[TASK GOAL]
Copy out, exactly as written, only the line containing "OCR this image." and the lines after it through the end of the records.

[INFORMATION PROVIDED]
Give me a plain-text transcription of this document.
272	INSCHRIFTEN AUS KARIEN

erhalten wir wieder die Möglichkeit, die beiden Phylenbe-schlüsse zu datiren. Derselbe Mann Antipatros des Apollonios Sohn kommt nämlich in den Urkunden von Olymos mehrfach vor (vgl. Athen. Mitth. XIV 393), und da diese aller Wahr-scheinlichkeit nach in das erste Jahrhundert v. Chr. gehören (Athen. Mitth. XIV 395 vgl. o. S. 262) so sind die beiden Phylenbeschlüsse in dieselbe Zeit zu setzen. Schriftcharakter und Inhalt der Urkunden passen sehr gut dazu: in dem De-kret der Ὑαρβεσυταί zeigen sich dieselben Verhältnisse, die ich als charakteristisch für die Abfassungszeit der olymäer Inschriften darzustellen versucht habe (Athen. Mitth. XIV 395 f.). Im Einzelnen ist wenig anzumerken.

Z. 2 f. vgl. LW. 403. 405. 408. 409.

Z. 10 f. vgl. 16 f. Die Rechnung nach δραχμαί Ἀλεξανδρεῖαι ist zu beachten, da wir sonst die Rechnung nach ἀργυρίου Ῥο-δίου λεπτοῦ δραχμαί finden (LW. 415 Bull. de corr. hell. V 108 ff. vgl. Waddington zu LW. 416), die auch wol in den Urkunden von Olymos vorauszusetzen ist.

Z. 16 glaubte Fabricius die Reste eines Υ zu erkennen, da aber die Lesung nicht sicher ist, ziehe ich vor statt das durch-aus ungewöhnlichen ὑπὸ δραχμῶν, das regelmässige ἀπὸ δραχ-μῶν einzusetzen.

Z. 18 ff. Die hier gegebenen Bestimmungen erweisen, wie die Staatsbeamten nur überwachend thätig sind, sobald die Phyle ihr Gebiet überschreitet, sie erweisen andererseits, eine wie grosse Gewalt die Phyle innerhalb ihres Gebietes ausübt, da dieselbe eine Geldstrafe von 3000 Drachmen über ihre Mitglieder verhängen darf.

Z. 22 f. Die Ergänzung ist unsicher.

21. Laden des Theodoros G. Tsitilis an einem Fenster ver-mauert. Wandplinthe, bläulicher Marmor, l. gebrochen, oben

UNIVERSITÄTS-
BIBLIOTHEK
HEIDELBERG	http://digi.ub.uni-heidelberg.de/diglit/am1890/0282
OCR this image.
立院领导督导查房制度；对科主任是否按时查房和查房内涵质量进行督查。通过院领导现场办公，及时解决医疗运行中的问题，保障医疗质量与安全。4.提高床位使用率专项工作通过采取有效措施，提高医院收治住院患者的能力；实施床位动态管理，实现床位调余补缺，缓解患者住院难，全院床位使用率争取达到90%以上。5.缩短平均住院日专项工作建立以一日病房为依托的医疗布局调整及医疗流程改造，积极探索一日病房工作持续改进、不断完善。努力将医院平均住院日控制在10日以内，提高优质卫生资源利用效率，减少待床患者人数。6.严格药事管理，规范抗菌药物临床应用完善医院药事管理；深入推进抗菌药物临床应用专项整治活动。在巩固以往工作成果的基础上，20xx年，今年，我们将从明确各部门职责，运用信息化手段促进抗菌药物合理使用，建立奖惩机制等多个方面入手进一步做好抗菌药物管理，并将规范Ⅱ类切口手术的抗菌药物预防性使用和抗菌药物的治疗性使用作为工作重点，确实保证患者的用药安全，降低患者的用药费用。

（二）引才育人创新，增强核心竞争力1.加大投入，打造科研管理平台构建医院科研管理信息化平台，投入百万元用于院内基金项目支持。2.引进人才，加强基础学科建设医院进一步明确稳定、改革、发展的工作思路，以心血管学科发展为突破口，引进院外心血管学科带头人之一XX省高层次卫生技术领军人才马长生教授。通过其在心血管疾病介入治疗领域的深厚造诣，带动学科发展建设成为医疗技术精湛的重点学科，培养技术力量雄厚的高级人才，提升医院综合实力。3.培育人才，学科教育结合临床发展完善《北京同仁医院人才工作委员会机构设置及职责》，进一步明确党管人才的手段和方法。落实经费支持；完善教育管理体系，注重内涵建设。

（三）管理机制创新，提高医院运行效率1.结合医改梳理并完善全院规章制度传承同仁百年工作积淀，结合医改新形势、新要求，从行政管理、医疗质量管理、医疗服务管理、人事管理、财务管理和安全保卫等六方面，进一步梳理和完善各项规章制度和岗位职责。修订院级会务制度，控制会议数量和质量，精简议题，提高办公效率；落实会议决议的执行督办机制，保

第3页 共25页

[TASK RESPONSE]
OCR this image.
立院领导督导查房制度；对科主任是否按时查房和查房内涵质量进行督查。通过院领导现场办公，及时解决医疗运行中的问题，保障医疗质量与安全。4.提高床位使用率专项工作通过采取有效措施，提高医院收治住院患者的能力；实施床位动态管理，实现床位调余补缺，缓解患者住院难，全院床位使用率争取达到90%以上。5.缩短平均住院日专项工作建立以一日病房为依托的医疗布局调整及医疗流程改造，积极探索一日病房工作持续改进、不断完善。努力将医院平均住院日控制在10日以内，提高优质卫生资源利用效率，减少待床患者人数。6.严格药事管理，规范抗菌药物临床应用完善医院药事管理；深入推进抗菌药物临床应用专项整治活动。在巩固以往工作成果的基础上，20xx年，今年，我们将从明确各部门职责，运用信息化手段促进抗菌药物合理使用，建立奖惩机制等多个方面入手进一步做好抗菌药物管理，并将规范Ⅱ类切口手术的抗菌药物预防性使用和抗菌药物的治疗性使用作为工作重点，确实保证患者的用药安全，降低患者的用药费用。

（二）引才育人创新，增强核心竞争力1.加大投入，打造科研管理平台构建医院科研管理信息化平台，投入百万元用于院内基金项目支持。2.引进人才，加强基础学科建设医院进一步明确稳定、改革、发展的工作思路，以心血管学科发展为突破口，引进院外心血管学科带头人之一XX省高层次卫生技术领军人才马长生教授。通过其在心血管疾病介入治疗领域的深厚造诣，带动学科发展建设成为医疗技术精湛的重点学科，培养技术力量雄厚的高级人才，提升医院综合实力。3.培育人才，学科教育结合临床发展完善《北京同仁医院人才工作委员会机构设置及职责》，进一步明确党管人才的手段和方法。落实经费支持；完善教育管理体系，注重内涵建设。

（三）管理机制创新，提高医院运行效率1.结合医改梳理并完善全院规章制度传承同仁百年工作积淀，结合医改新形势、新要求，从行政管理、医疗质量管理、医疗服务管理、人事管理、财务管理和安全保卫等六方面，进一步梳理和完善各项规章制度和岗位职责。修订院级会务制度，控制会议数量和质量，精简议题，提高办公效率；落实会议决议的执行督办机制，保

第3页 共25页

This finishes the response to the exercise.